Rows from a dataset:

===============

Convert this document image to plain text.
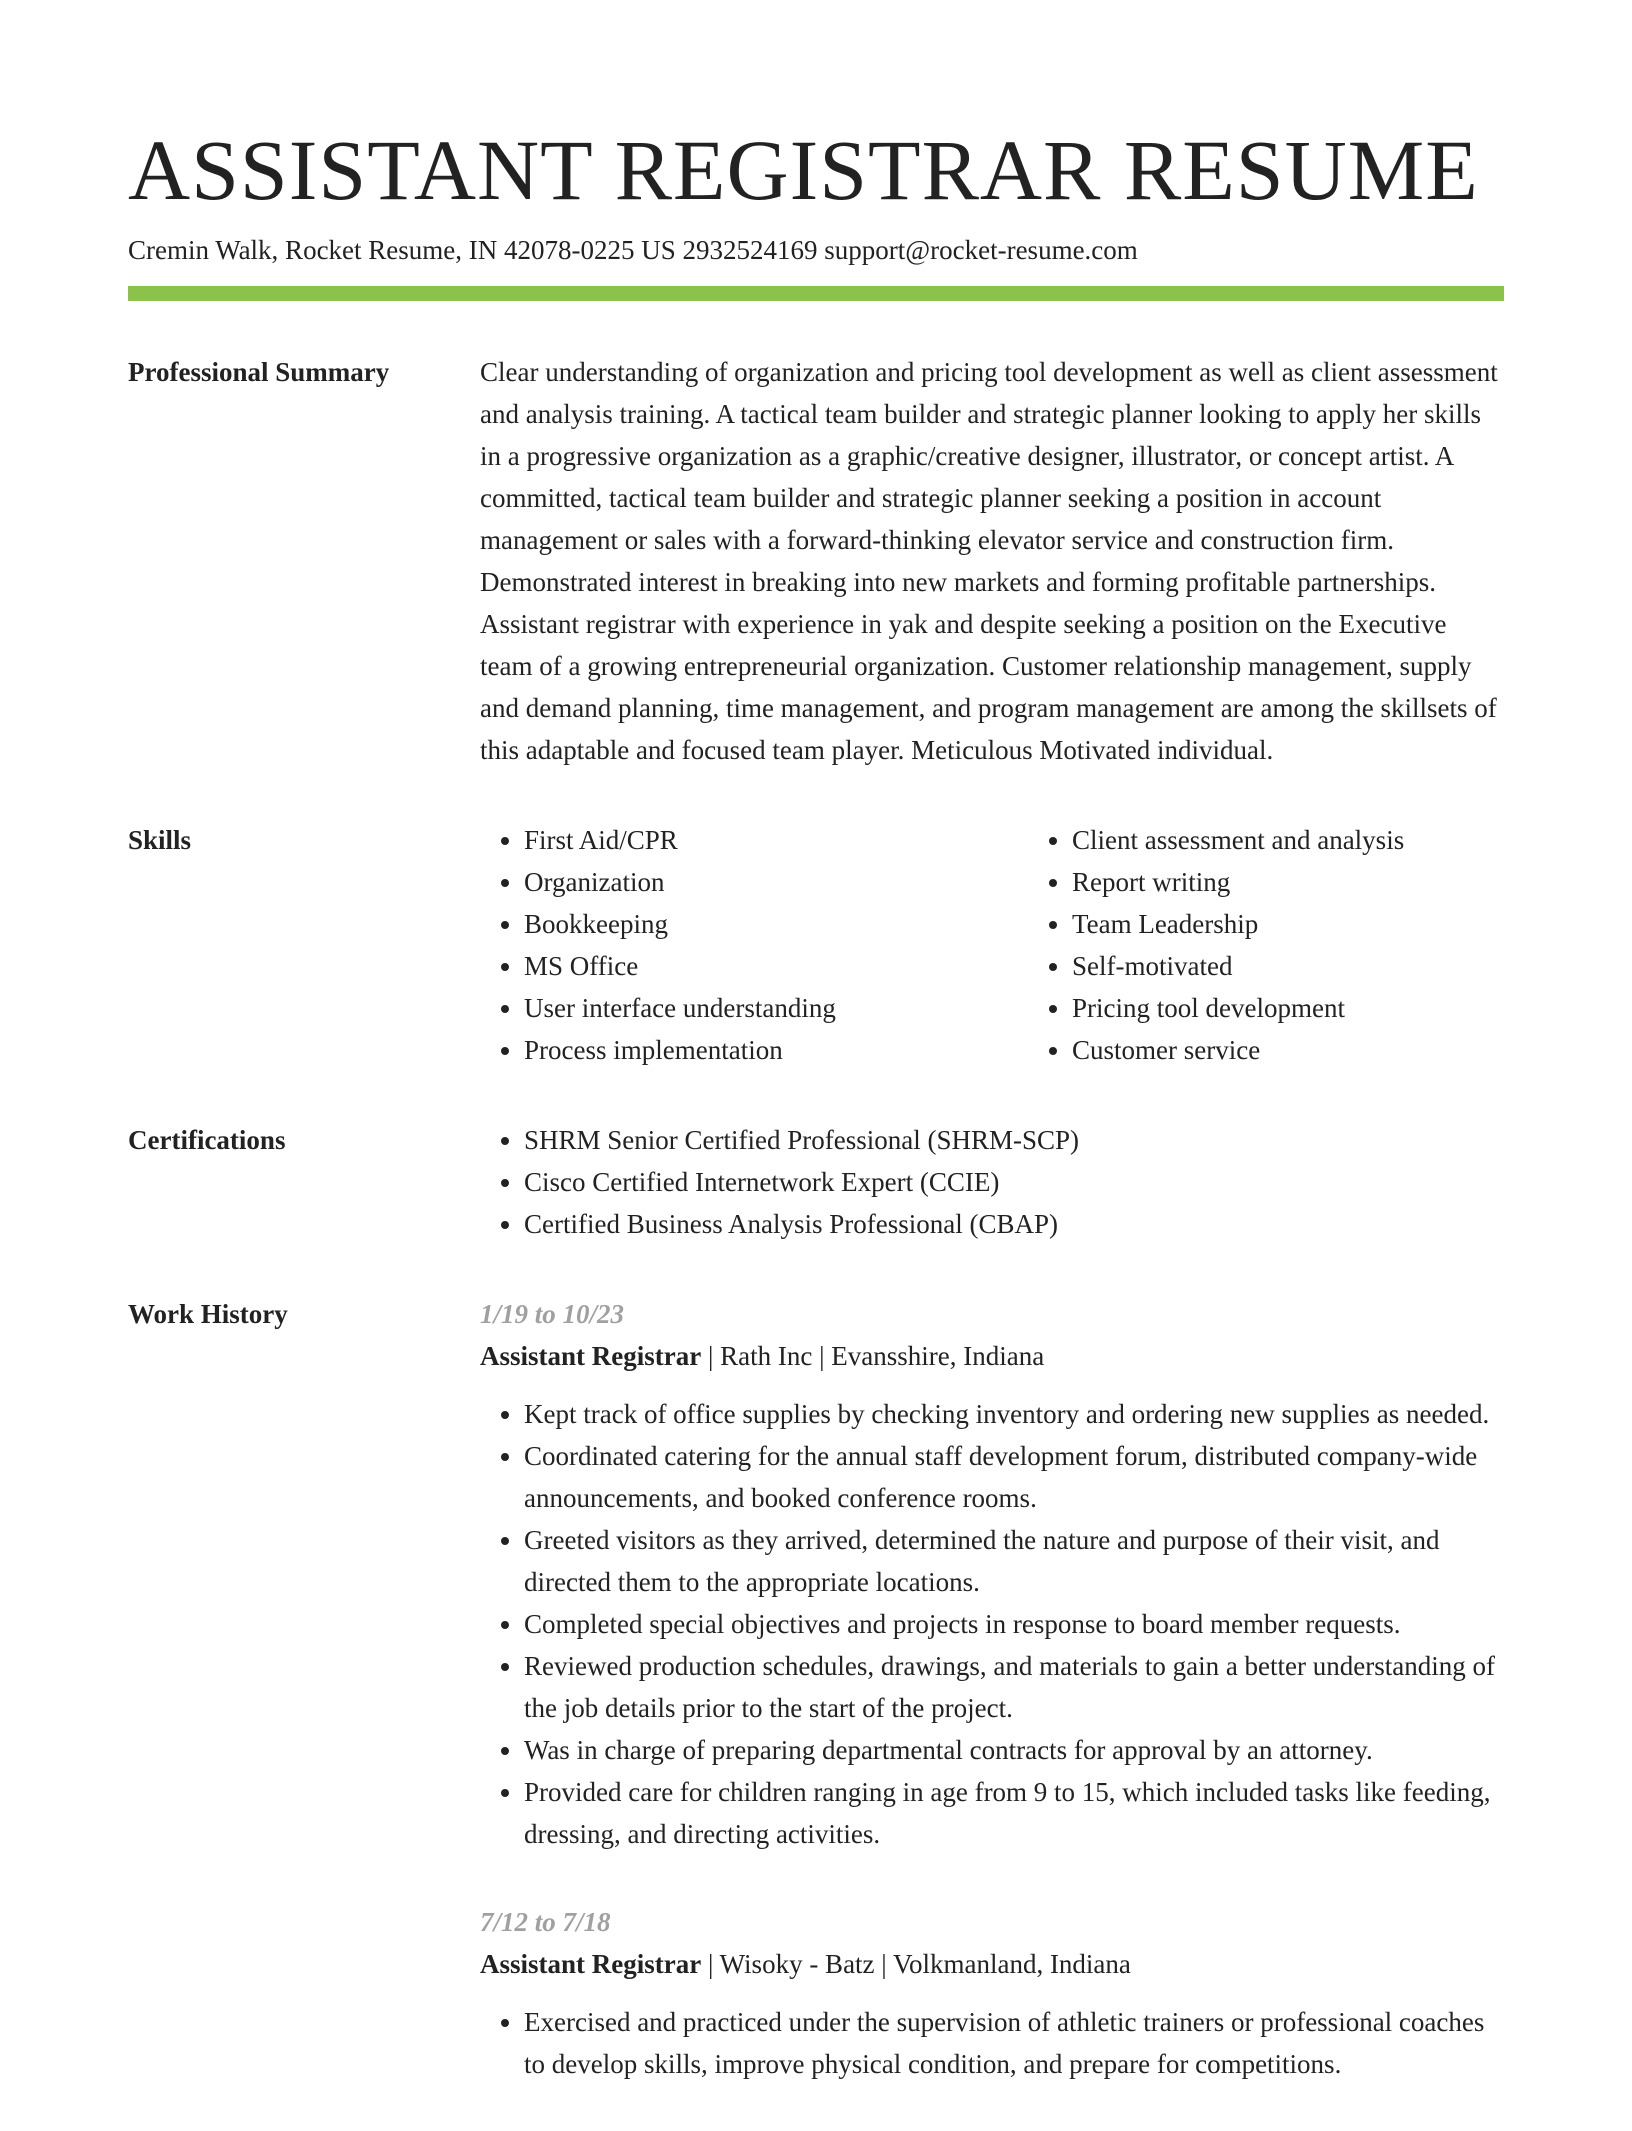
ASSISTANT REGISTRAR RESUME
Cremin Walk, Rocket Resume, IN 42078-0225 US 2932524169 support@rocket-resume.com
Professional Summary	Clear understanding of organization and pricing tool development as well as client assessment and analysis training. A tactical team builder and strategic planner looking to apply her skills in a progressive organization as a graphic/creative designer, illustrator, or concept artist. A committed, tactical team builder and strategic planner seeking a position in account management or sales with a forward-thinking elevator service and construction firm. Demonstrated interest in breaking into new markets and forming profitable partnerships. Assistant registrar with experience in yak and despite seeking a position on the Executive team of a growing entrepreneurial organization. Customer relationship management, supply and demand planning, time management, and program management are among the skillsets of this adaptable and focused team player. Meticulous Motivated individual.

Skills	• First Aid/CPR
• Organization
• Bookkeeping
• MS Office
• User interface understanding
• Process implementation
• Client assessment and analysis
• Report writing
• Team Leadership
• Self-motivated
• Pricing tool development
• Customer service
Certifications	• SHRM Senior Certified Professional (SHRM-SCP)
• Cisco Certified Internetwork Expert (CCIE)
• Certified Business Analysis Professional (CBAP)
Work History	1/19 to 10/23
Assistant Registrar | Rath Inc | Evansshire, Indiana
• Kept track of office supplies by checking inventory and ordering new supplies as needed.
• Coordinated catering for the annual staff development forum, distributed company-wide announcements, and booked conference rooms.
• Greeted visitors as they arrived, determined the nature and purpose of their visit, and directed them to the appropriate locations.
• Completed special objectives and projects in response to board member requests.
• Reviewed production schedules, drawings, and materials to gain a better understanding of the job details prior to the start of the project.
• Was in charge of preparing departmental contracts for approval by an attorney.
• Provided care for children ranging in age from 9 to 15, which included tasks like feeding, dressing, and directing activities.
7/12 to 7/18
Assistant Registrar | Wisoky - Batz | Volkmanland, Indiana
• Exercised and practiced under the supervision of athletic trainers or professional coaches to develop skills, improve physical condition, and prepare for competitions.
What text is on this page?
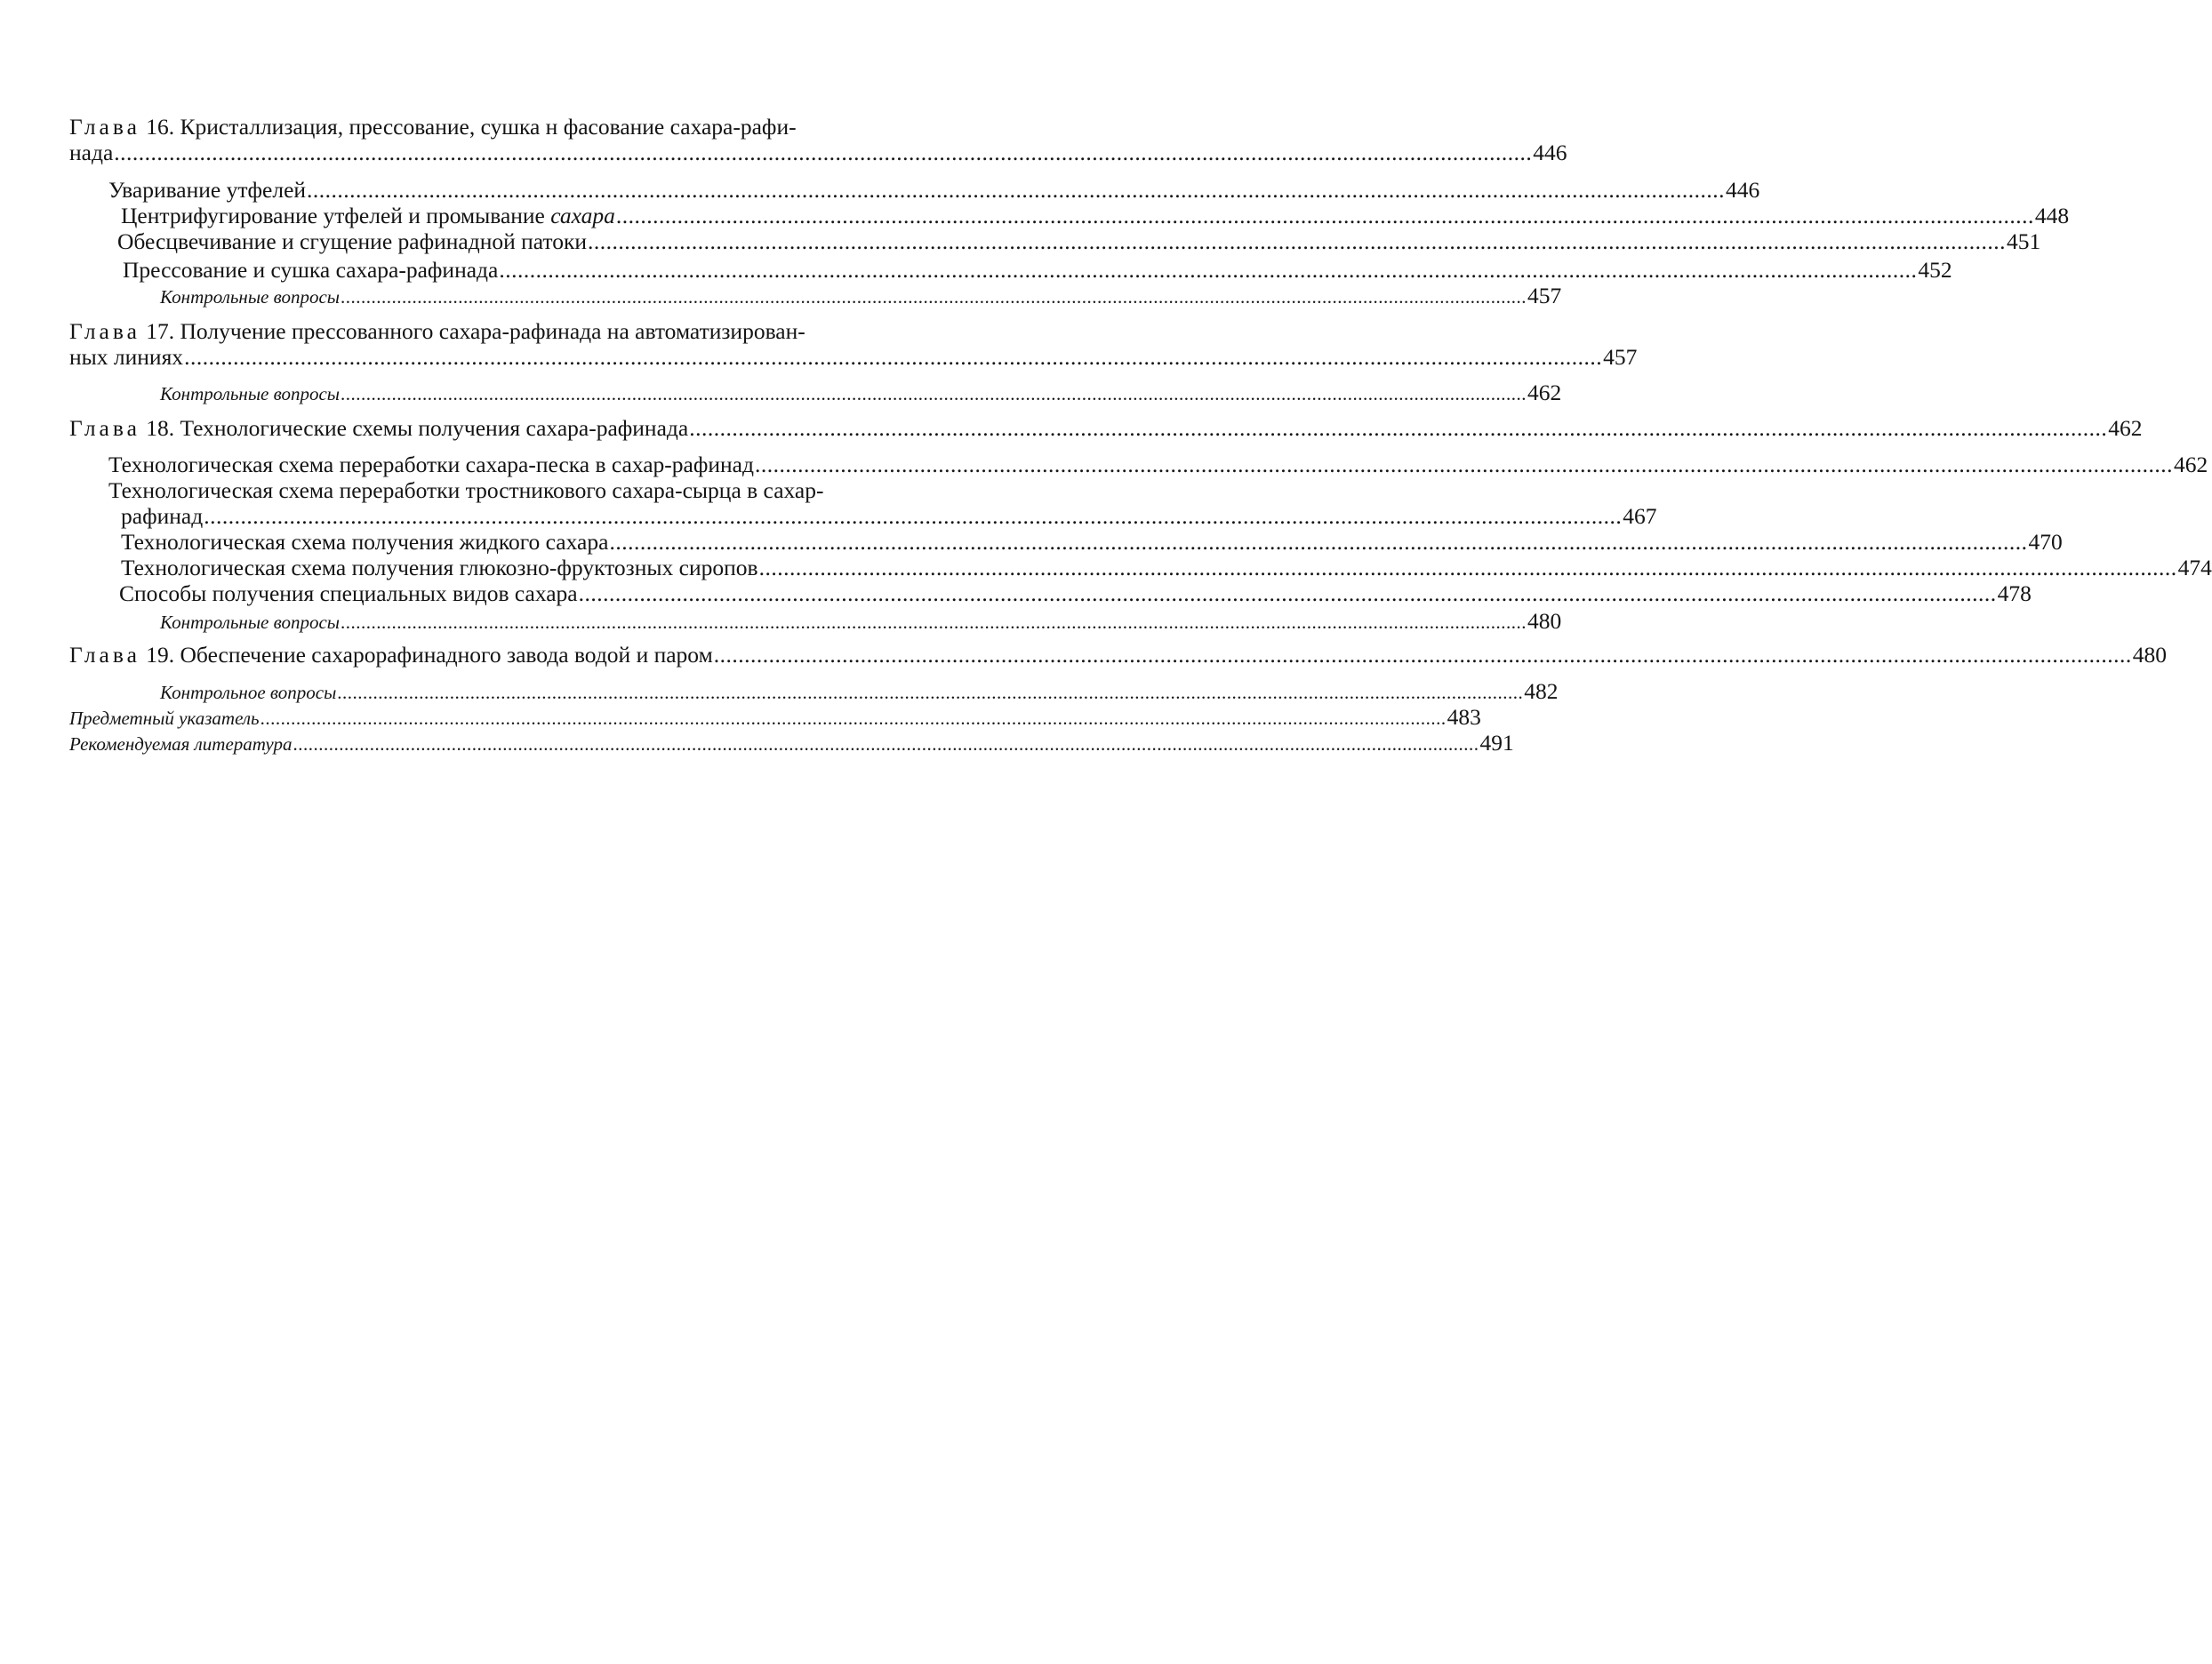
Глава 16. Кристаллизация, прессование, сушка н фасование сахара-рафи-
нада ........................................................................................................................................................................................................................................ 446
Уваривание утфелей ........................................................................................................................................................................................................................................ 446
Центрифугирование утфелей и промывание сахара ........................................................................................................................................................................................................................................ 448
Обесцвечивание и сгущение рафинадной патоки ........................................................................................................................................................................................................................................ 451
Прессование и сушка сахара-рафинада ........................................................................................................................................................................................................................................ 452
Контрольные вопросы ........................................................................................................................................................................................................................................ 457
Глава 17. Получение прессованного сахара-рафинада на автоматизирован-
ных линиях ........................................................................................................................................................................................................................................ 457
Контрольные вопросы ........................................................................................................................................................................................................................................ 462
Глава 18. Технологические схемы получения сахара-рафинада ........................................................................................................................................................................................................................................ 462
Технологическая схема переработки сахара-песка в сахар-рафинад ........................................................................................................................................................................................................................................ 462
Технологическая схема переработки тростникового сахара-сырца в сахар-
рафинад ........................................................................................................................................................................................................................................ 467
Технологическая схема получения жидкого сахара ........................................................................................................................................................................................................................................ 470
Технологическая схема получения глюкозно-фруктозных сиропов ........................................................................................................................................................................................................................................ 474
Способы получения специальных видов сахара ........................................................................................................................................................................................................................................ 478
Контрольные вопросы ........................................................................................................................................................................................................................................ 480
Глава 19. Обеспечение сахарорафинадного завода водой и паром ........................................................................................................................................................................................................................................ 480
Контрольное вопросы ........................................................................................................................................................................................................................................ 482
Предметный указатель ........................................................................................................................................................................................................................................ 483
Рекомендуемая литература ........................................................................................................................................................................................................................................ 491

===============

→ EXERCISE OBJECTIVE:
Every record must be copied exactly, with the pictures left out.

→ RESULT OF THE EXERCISE:
Convert this document image to plain text.
ASSISTANT REGISTRAR RESUME
Cremin Walk, Rocket Resume, IN 42078-0225 US 2932524169 support@rocket-resume.com
Professional Summary	Clear understanding of organization and pricing tool development as well as client assessment and analysis training. A tactical team builder and strategic planner looking to apply her skills in a progressive organization as a graphic/creative designer, illustrator, or concept artist. A committed, tactical team builder and strategic planner seeking a position in account management or sales with a forward-thinking elevator service and construction firm. Demonstrated interest in breaking into new markets and forming profitable partnerships. Assistant registrar with experience in yak and despite seeking a position on the Executive team of a growing entrepreneurial organization. Customer relationship management, supply and demand planning, time management, and program management are among the skillsets of this adaptable and focused team player. Meticulous Motivated individual.

Skills	• First Aid/CPR
• Organization
• Bookkeeping
• MS Office
• User interface understanding
• Process implementation
• Client assessment and analysis
• Report writing
• Team Leadership
• Self-motivated
• Pricing tool development
• Customer service
Certifications	• SHRM Senior Certified Professional (SHRM-SCP)
• Cisco Certified Internetwork Expert (CCIE)
• Certified Business Analysis Professional (CBAP)
Work History	1/19 to 10/23
Assistant Registrar | Rath Inc | Evansshire, Indiana
• Kept track of office supplies by checking inventory and ordering new supplies as needed.
• Coordinated catering for the annual staff development forum, distributed company-wide announcements, and booked conference rooms.
• Greeted visitors as they arrived, determined the nature and purpose of their visit, and directed them to the appropriate locations.
• Completed special objectives and projects in response to board member requests.
• Reviewed production schedules, drawings, and materials to gain a better understanding of the job details prior to the start of the project.
• Was in charge of preparing departmental contracts for approval by an attorney.
• Provided care for children ranging in age from 9 to 15, which included tasks like feeding, dressing, and directing activities.
7/12 to 7/18
Assistant Registrar | Wisoky - Batz | Volkmanland, Indiana
• Exercised and practiced under the supervision of athletic trainers or professional coaches to develop skills, improve physical condition, and prepare for competitions.
What text is on this page?
Глава 16. Кристаллизация, прессование, сушка н фасование сахара-рафи-
нада ........................................................................................................................................................................................................................................ 446
Уваривание утфелей ........................................................................................................................................................................................................................................ 446
Центрифугирование утфелей и промывание сахара ........................................................................................................................................................................................................................................ 448
Обесцвечивание и сгущение рафинадной патоки ........................................................................................................................................................................................................................................ 451
Прессование и сушка сахара-рафинада ........................................................................................................................................................................................................................................ 452
Контрольные вопросы ........................................................................................................................................................................................................................................ 457
Глава 17. Получение прессованного сахара-рафинада на автоматизирован-
ных линиях ........................................................................................................................................................................................................................................ 457
Контрольные вопросы ........................................................................................................................................................................................................................................ 462
Глава 18. Технологические схемы получения сахара-рафинада ........................................................................................................................................................................................................................................ 462
Технологическая схема переработки сахара-песка в сахар-рафинад ........................................................................................................................................................................................................................................ 462
Технологическая схема переработки тростникового сахара-сырца в сахар-
рафинад ........................................................................................................................................................................................................................................ 467
Технологическая схема получения жидкого сахара ........................................................................................................................................................................................................................................ 470
Технологическая схема получения глюкозно-фруктозных сиропов ........................................................................................................................................................................................................................................ 474
Способы получения специальных видов сахара ........................................................................................................................................................................................................................................ 478
Контрольные вопросы ........................................................................................................................................................................................................................................ 480
Глава 19. Обеспечение сахарорафинадного завода водой и паром ........................................................................................................................................................................................................................................ 480
Контрольное вопросы ........................................................................................................................................................................................................................................ 482
Предметный указатель ........................................................................................................................................................................................................................................ 483
Рекомендуемая литература ........................................................................................................................................................................................................................................ 491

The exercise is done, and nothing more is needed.